_SHORT TASK_
Rewrite each of the rows below, changing every "legend-label" to "legend-entry" and keeping all other text identical.
....
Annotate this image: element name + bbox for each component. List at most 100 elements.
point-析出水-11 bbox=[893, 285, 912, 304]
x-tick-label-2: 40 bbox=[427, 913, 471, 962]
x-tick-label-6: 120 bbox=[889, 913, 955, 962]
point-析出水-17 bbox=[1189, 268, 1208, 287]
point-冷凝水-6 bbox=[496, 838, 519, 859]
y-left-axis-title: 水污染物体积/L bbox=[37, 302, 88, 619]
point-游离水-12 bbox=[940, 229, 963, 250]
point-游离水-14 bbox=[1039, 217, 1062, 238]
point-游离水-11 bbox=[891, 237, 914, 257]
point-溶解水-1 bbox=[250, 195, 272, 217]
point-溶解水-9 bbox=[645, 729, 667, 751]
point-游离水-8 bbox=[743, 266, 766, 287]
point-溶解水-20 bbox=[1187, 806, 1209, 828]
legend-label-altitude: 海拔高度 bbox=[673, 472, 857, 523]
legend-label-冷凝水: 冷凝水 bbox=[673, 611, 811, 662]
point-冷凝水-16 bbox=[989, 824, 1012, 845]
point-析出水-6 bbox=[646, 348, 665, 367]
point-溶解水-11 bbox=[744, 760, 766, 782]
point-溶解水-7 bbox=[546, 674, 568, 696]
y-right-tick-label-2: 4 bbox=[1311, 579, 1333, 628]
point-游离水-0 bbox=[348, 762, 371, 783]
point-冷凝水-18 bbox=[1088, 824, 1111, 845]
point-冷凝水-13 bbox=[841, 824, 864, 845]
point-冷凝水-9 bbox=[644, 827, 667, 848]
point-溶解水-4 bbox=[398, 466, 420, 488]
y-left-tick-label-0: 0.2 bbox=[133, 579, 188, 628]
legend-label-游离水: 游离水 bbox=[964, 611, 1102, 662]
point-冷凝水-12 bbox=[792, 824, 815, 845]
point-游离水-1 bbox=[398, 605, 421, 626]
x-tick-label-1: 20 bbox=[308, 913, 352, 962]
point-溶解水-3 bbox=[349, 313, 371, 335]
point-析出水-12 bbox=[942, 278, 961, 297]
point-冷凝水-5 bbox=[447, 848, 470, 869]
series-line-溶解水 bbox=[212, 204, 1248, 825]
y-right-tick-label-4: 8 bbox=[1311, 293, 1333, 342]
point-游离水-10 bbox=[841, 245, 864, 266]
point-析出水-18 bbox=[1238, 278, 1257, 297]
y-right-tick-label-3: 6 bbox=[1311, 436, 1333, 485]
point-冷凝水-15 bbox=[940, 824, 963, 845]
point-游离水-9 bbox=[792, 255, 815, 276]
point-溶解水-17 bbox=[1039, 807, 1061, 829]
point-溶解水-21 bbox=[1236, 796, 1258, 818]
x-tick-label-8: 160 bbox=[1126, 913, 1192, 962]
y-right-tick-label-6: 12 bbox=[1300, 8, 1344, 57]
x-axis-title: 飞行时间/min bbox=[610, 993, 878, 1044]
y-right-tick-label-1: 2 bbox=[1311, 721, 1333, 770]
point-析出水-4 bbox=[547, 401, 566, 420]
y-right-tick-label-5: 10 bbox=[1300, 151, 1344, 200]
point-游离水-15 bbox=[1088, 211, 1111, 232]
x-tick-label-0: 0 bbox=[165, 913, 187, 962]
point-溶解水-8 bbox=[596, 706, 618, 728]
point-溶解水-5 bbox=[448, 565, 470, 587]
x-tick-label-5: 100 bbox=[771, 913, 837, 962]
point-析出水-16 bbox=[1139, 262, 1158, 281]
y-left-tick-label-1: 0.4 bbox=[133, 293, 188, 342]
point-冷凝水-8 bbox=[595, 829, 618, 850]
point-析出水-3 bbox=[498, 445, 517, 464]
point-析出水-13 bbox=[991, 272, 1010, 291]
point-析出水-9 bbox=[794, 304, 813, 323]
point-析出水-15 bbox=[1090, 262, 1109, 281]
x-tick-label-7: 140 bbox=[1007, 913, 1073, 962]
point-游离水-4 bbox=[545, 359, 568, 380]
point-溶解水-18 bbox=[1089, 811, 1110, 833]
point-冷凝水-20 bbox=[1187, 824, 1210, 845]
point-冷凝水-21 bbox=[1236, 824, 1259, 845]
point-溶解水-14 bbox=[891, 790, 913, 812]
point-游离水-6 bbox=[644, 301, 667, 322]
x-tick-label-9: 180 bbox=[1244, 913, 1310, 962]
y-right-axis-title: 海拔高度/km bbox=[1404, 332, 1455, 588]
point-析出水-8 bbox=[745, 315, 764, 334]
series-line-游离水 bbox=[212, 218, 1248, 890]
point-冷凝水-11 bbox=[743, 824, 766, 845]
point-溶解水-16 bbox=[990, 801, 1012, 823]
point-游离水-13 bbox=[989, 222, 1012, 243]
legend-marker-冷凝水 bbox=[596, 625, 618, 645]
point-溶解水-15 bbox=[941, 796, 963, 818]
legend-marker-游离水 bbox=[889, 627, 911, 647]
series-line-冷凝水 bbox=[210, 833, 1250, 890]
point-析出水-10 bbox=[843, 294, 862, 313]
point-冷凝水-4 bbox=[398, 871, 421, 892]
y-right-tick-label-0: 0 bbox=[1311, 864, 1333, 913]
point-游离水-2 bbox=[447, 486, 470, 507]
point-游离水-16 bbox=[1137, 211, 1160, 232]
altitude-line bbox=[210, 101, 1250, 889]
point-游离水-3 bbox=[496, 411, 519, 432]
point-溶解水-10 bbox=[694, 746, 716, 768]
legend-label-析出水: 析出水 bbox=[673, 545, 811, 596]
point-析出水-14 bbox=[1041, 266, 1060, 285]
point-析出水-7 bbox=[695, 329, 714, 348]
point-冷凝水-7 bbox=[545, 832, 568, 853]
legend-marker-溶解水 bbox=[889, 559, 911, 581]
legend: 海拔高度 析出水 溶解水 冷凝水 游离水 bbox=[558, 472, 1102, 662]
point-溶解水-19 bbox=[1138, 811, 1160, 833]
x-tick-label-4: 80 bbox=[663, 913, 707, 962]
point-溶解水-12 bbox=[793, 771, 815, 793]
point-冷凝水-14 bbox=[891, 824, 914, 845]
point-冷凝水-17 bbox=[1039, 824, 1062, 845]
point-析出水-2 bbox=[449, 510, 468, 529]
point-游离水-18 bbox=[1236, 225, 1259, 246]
....
_RESULT OF THIS EXERCISE_
Annotate this image: element name + bbox for each component. List at most 100 elements.
point-析出水-11 bbox=[893, 285, 912, 304]
x-tick-label-2: 40 bbox=[427, 913, 471, 962]
x-tick-label-6: 120 bbox=[889, 913, 955, 962]
point-析出水-17 bbox=[1189, 268, 1208, 287]
point-冷凝水-6 bbox=[496, 838, 519, 859]
y-left-axis-title: 水污染物体积/L bbox=[37, 302, 88, 619]
point-游离水-12 bbox=[940, 229, 963, 250]
point-游离水-14 bbox=[1039, 217, 1062, 238]
point-游离水-11 bbox=[891, 237, 914, 257]
point-溶解水-1 bbox=[250, 195, 272, 217]
point-溶解水-9 bbox=[645, 729, 667, 751]
point-游离水-8 bbox=[743, 266, 766, 287]
point-溶解水-20 bbox=[1187, 806, 1209, 828]
legend-entry-altitude: 海拔高度 bbox=[673, 472, 857, 523]
legend-entry-冷凝水: 冷凝水 bbox=[673, 611, 811, 662]
point-冷凝水-16 bbox=[989, 824, 1012, 845]
point-析出水-6 bbox=[646, 348, 665, 367]
point-溶解水-11 bbox=[744, 760, 766, 782]
point-溶解水-7 bbox=[546, 674, 568, 696]
y-right-tick-label-2: 4 bbox=[1311, 579, 1333, 628]
point-游离水-0 bbox=[348, 762, 371, 783]
point-冷凝水-18 bbox=[1088, 824, 1111, 845]
point-冷凝水-13 bbox=[841, 824, 864, 845]
point-冷凝水-9 bbox=[644, 827, 667, 848]
point-溶解水-4 bbox=[398, 466, 420, 488]
y-left-tick-label-0: 0.2 bbox=[133, 579, 188, 628]
legend-entry-游离水: 游离水 bbox=[964, 611, 1102, 662]
point-冷凝水-12 bbox=[792, 824, 815, 845]
point-游离水-1 bbox=[398, 605, 421, 626]
x-tick-label-1: 20 bbox=[308, 913, 352, 962]
point-溶解水-3 bbox=[349, 313, 371, 335]
point-析出水-12 bbox=[942, 278, 961, 297]
point-冷凝水-5 bbox=[447, 848, 470, 869]
series-line-溶解水 bbox=[212, 204, 1248, 825]
y-right-tick-label-4: 8 bbox=[1311, 293, 1333, 342]
point-游离水-10 bbox=[841, 245, 864, 266]
point-析出水-18 bbox=[1238, 278, 1257, 297]
y-right-tick-label-3: 6 bbox=[1311, 436, 1333, 485]
point-冷凝水-15 bbox=[940, 824, 963, 845]
point-游离水-9 bbox=[792, 255, 815, 276]
point-溶解水-17 bbox=[1039, 807, 1061, 829]
point-溶解水-21 bbox=[1236, 796, 1258, 818]
x-tick-label-8: 160 bbox=[1126, 913, 1192, 962]
y-right-tick-label-6: 12 bbox=[1300, 8, 1344, 57]
x-axis-title: 飞行时间/min bbox=[610, 993, 878, 1044]
y-right-tick-label-1: 2 bbox=[1311, 721, 1333, 770]
point-析出水-4 bbox=[547, 401, 566, 420]
y-right-tick-label-5: 10 bbox=[1300, 151, 1344, 200]
point-游离水-15 bbox=[1088, 211, 1111, 232]
x-tick-label-0: 0 bbox=[165, 913, 187, 962]
point-溶解水-8 bbox=[596, 706, 618, 728]
point-溶解水-5 bbox=[448, 565, 470, 587]
x-tick-label-5: 100 bbox=[771, 913, 837, 962]
point-析出水-16 bbox=[1139, 262, 1158, 281]
y-left-tick-label-1: 0.4 bbox=[133, 293, 188, 342]
point-冷凝水-8 bbox=[595, 829, 618, 850]
point-析出水-3 bbox=[498, 445, 517, 464]
point-析出水-13 bbox=[991, 272, 1010, 291]
point-析出水-9 bbox=[794, 304, 813, 323]
point-析出水-15 bbox=[1090, 262, 1109, 281]
x-tick-label-7: 140 bbox=[1007, 913, 1073, 962]
point-游离水-4 bbox=[545, 359, 568, 380]
point-溶解水-18 bbox=[1089, 811, 1110, 833]
point-冷凝水-20 bbox=[1187, 824, 1210, 845]
point-冷凝水-21 bbox=[1236, 824, 1259, 845]
point-溶解水-14 bbox=[891, 790, 913, 812]
point-游离水-6 bbox=[644, 301, 667, 322]
x-tick-label-9: 180 bbox=[1244, 913, 1310, 962]
y-right-axis-title: 海拔高度/km bbox=[1404, 332, 1455, 588]
point-析出水-8 bbox=[745, 315, 764, 334]
series-line-游离水 bbox=[212, 218, 1248, 890]
point-冷凝水-11 bbox=[743, 824, 766, 845]
point-溶解水-16 bbox=[990, 801, 1012, 823]
point-游离水-13 bbox=[989, 222, 1012, 243]
legend-marker-冷凝水 bbox=[596, 625, 618, 645]
point-溶解水-15 bbox=[941, 796, 963, 818]
legend-marker-游离水 bbox=[889, 627, 911, 647]
series-line-冷凝水 bbox=[210, 833, 1250, 890]
point-析出水-10 bbox=[843, 294, 862, 313]
point-冷凝水-4 bbox=[398, 871, 421, 892]
y-right-tick-label-0: 0 bbox=[1311, 864, 1333, 913]
point-游离水-2 bbox=[447, 486, 470, 507]
point-游离水-16 bbox=[1137, 211, 1160, 232]
altitude-line bbox=[210, 101, 1250, 889]
point-游离水-3 bbox=[496, 411, 519, 432]
point-溶解水-10 bbox=[694, 746, 716, 768]
legend-entry-析出水: 析出水 bbox=[673, 545, 811, 596]
point-析出水-14 bbox=[1041, 266, 1060, 285]
point-析出水-7 bbox=[695, 329, 714, 348]
point-冷凝水-7 bbox=[545, 832, 568, 853]
legend-marker-溶解水 bbox=[889, 559, 911, 581]
legend: 海拔高度 析出水 溶解水 冷凝水 游离水 bbox=[558, 472, 1102, 662]
point-溶解水-19 bbox=[1138, 811, 1160, 833]
x-tick-label-4: 80 bbox=[663, 913, 707, 962]
point-溶解水-12 bbox=[793, 771, 815, 793]
point-冷凝水-14 bbox=[891, 824, 914, 845]
point-冷凝水-17 bbox=[1039, 824, 1062, 845]
point-析出水-2 bbox=[449, 510, 468, 529]
point-游离水-18 bbox=[1236, 225, 1259, 246]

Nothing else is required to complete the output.